> _What the task asks_:
Copy out all the data, word for word.

> _Records shown_:
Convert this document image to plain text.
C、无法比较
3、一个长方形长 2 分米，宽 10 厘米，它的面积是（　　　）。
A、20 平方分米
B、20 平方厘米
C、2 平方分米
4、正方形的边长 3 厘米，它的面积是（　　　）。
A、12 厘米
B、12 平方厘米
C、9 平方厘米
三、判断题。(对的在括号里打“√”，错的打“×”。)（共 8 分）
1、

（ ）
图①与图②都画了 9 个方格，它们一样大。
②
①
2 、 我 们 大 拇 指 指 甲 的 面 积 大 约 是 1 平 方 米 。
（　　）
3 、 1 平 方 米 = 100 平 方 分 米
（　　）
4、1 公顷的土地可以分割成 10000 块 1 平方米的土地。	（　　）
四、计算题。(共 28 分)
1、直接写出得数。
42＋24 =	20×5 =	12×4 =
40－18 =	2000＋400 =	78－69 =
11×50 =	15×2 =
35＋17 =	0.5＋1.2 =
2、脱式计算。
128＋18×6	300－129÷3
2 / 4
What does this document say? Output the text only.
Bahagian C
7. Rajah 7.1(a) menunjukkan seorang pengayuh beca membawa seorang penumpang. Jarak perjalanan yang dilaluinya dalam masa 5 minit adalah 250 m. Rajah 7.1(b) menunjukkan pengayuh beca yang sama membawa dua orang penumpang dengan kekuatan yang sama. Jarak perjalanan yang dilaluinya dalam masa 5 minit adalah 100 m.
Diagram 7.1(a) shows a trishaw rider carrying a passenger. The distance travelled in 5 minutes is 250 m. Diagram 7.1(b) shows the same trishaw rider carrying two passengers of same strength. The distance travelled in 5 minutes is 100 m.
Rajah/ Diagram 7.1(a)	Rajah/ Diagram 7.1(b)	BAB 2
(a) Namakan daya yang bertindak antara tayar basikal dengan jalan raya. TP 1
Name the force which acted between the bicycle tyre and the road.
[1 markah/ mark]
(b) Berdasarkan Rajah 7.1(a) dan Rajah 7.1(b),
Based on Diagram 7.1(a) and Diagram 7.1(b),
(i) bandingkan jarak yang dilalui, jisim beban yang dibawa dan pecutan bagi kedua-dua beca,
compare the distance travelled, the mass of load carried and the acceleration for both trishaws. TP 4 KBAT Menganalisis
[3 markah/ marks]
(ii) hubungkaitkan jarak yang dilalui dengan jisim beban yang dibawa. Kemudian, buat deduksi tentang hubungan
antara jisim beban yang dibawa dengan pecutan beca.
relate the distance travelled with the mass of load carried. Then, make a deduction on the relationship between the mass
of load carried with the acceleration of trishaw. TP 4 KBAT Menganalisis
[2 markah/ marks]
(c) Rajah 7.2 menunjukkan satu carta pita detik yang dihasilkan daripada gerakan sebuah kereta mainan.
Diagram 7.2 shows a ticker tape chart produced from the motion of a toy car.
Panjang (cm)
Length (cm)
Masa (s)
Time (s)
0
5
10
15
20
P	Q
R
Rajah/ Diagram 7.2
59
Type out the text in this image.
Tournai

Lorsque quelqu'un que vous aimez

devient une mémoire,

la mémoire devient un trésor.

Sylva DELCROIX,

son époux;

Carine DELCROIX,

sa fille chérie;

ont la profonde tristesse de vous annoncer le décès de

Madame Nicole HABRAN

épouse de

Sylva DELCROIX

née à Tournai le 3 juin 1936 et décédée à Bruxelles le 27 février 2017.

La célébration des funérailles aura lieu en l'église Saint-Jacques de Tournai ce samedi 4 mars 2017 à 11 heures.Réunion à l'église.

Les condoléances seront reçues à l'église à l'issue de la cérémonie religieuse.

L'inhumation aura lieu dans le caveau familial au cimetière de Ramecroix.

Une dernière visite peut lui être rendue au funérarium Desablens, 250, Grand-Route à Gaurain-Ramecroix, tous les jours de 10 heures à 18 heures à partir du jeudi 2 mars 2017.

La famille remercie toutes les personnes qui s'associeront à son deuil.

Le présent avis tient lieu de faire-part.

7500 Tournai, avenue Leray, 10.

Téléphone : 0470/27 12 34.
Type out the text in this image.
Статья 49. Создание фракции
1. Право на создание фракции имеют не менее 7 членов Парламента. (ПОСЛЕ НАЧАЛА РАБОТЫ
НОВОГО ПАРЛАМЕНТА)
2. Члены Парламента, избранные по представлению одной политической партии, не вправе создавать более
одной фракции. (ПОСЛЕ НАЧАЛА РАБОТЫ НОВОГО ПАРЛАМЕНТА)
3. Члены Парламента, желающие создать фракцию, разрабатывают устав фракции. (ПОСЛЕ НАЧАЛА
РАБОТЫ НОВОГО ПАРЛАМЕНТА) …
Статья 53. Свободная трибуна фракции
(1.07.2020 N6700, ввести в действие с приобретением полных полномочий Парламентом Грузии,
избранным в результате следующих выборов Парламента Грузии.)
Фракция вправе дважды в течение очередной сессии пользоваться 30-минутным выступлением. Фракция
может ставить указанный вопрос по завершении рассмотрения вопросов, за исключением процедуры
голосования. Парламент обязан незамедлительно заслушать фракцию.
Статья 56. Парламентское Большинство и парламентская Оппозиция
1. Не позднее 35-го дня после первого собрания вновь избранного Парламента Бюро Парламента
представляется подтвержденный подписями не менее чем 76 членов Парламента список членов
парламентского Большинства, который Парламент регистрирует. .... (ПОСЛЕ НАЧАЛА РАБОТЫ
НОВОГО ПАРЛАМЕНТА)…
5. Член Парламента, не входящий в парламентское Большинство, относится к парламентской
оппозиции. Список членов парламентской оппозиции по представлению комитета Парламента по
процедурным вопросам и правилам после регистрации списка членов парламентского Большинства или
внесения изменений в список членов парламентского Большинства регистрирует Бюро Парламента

> _The answer_:
Convert this document image to plain text.
C、无法比较
3、一个长方形长 2 分米，宽 10 厘米，它的面积是（　　　）。
A、20 平方分米
B、20 平方厘米
C、2 平方分米
4、正方形的边长 3 厘米，它的面积是（　　　）。
A、12 厘米
B、12 平方厘米
C、9 平方厘米
三、判断题。(对的在括号里打“√”，错的打“×”。)（共 8 分）
1、

（ ）
图①与图②都画了 9 个方格，它们一样大。
②
①
2 、 我 们 大 拇 指 指 甲 的 面 积 大 约 是 1 平 方 米 。
（　　）
3 、 1 平 方 米 = 100 平 方 分 米
（　　）
4、1 公顷的土地可以分割成 10000 块 1 平方米的土地。	（　　）
四、计算题。(共 28 分)
1、直接写出得数。
42＋24 =	20×5 =	12×4 =
40－18 =	2000＋400 =	78－69 =
11×50 =	15×2 =
35＋17 =	0.5＋1.2 =
2、脱式计算。
128＋18×6	300－129÷3
2 / 4
What does this document say? Output the text only.
Bahagian C
7. Rajah 7.1(a) menunjukkan seorang pengayuh beca membawa seorang penumpang. Jarak perjalanan yang dilaluinya dalam masa 5 minit adalah 250 m. Rajah 7.1(b) menunjukkan pengayuh beca yang sama membawa dua orang penumpang dengan kekuatan yang sama. Jarak perjalanan yang dilaluinya dalam masa 5 minit adalah 100 m.
Diagram 7.1(a) shows a trishaw rider carrying a passenger. The distance travelled in 5 minutes is 250 m. Diagram 7.1(b) shows the same trishaw rider carrying two passengers of same strength. The distance travelled in 5 minutes is 100 m.
Rajah/ Diagram 7.1(a)	Rajah/ Diagram 7.1(b)	BAB 2
(a) Namakan daya yang bertindak antara tayar basikal dengan jalan raya. TP 1
Name the force which acted between the bicycle tyre and the road.
[1 markah/ mark]
(b) Berdasarkan Rajah 7.1(a) dan Rajah 7.1(b),
Based on Diagram 7.1(a) and Diagram 7.1(b),
(i) bandingkan jarak yang dilalui, jisim beban yang dibawa dan pecutan bagi kedua-dua beca,
compare the distance travelled, the mass of load carried and the acceleration for both trishaws. TP 4 KBAT Menganalisis
[3 markah/ marks]
(ii) hubungkaitkan jarak yang dilalui dengan jisim beban yang dibawa. Kemudian, buat deduksi tentang hubungan
antara jisim beban yang dibawa dengan pecutan beca.
relate the distance travelled with the mass of load carried. Then, make a deduction on the relationship between the mass
of load carried with the acceleration of trishaw. TP 4 KBAT Menganalisis
[2 markah/ marks]
(c) Rajah 7.2 menunjukkan satu carta pita detik yang dihasilkan daripada gerakan sebuah kereta mainan.
Diagram 7.2 shows a ticker tape chart produced from the motion of a toy car.
Panjang (cm)
Length (cm)
Masa (s)
Time (s)
0
5
10
15
20
P	Q
R
Rajah/ Diagram 7.2
59
Type out the text in this image.
Tournai

Lorsque quelqu'un que vous aimez

devient une mémoire,

la mémoire devient un trésor.

Sylva DELCROIX,

son époux;

Carine DELCROIX,

sa fille chérie;

ont la profonde tristesse de vous annoncer le décès de

Madame Nicole HABRAN

épouse de

Sylva DELCROIX

née à Tournai le 3 juin 1936 et décédée à Bruxelles le 27 février 2017.

La célébration des funérailles aura lieu en l'église Saint-Jacques de Tournai ce samedi 4 mars 2017 à 11 heures.Réunion à l'église.

Les condoléances seront reçues à l'église à l'issue de la cérémonie religieuse.

L'inhumation aura lieu dans le caveau familial au cimetière de Ramecroix.

Une dernière visite peut lui être rendue au funérarium Desablens, 250, Grand-Route à Gaurain-Ramecroix, tous les jours de 10 heures à 18 heures à partir du jeudi 2 mars 2017.

La famille remercie toutes les personnes qui s'associeront à son deuil.

Le présent avis tient lieu de faire-part.

7500 Tournai, avenue Leray, 10.

Téléphone : 0470/27 12 34.
Type out the text in this image.
Статья 49. Создание фракции
1. Право на создание фракции имеют не менее 7 членов Парламента. (ПОСЛЕ НАЧАЛА РАБОТЫ
НОВОГО ПАРЛАМЕНТА)
2. Члены Парламента, избранные по представлению одной политической партии, не вправе создавать более
одной фракции. (ПОСЛЕ НАЧАЛА РАБОТЫ НОВОГО ПАРЛАМЕНТА)
3. Члены Парламента, желающие создать фракцию, разрабатывают устав фракции. (ПОСЛЕ НАЧАЛА
РАБОТЫ НОВОГО ПАРЛАМЕНТА) …
Статья 53. Свободная трибуна фракции
(1.07.2020 N6700, ввести в действие с приобретением полных полномочий Парламентом Грузии,
избранным в результате следующих выборов Парламента Грузии.)
Фракция вправе дважды в течение очередной сессии пользоваться 30-минутным выступлением. Фракция
может ставить указанный вопрос по завершении рассмотрения вопросов, за исключением процедуры
голосования. Парламент обязан незамедлительно заслушать фракцию.
Статья 56. Парламентское Большинство и парламентская Оппозиция
1. Не позднее 35-го дня после первого собрания вновь избранного Парламента Бюро Парламента
представляется подтвержденный подписями не менее чем 76 членов Парламента список членов
парламентского Большинства, который Парламент регистрирует. .... (ПОСЛЕ НАЧАЛА РАБОТЫ
НОВОГО ПАРЛАМЕНТА)…
5. Член Парламента, не входящий в парламентское Большинство, относится к парламентской
оппозиции. Список членов парламентской оппозиции по представлению комитета Парламента по
процедурным вопросам и правилам после регистрации списка членов парламентского Большинства или
внесения изменений в список членов парламентского Большинства регистрирует Бюро Парламента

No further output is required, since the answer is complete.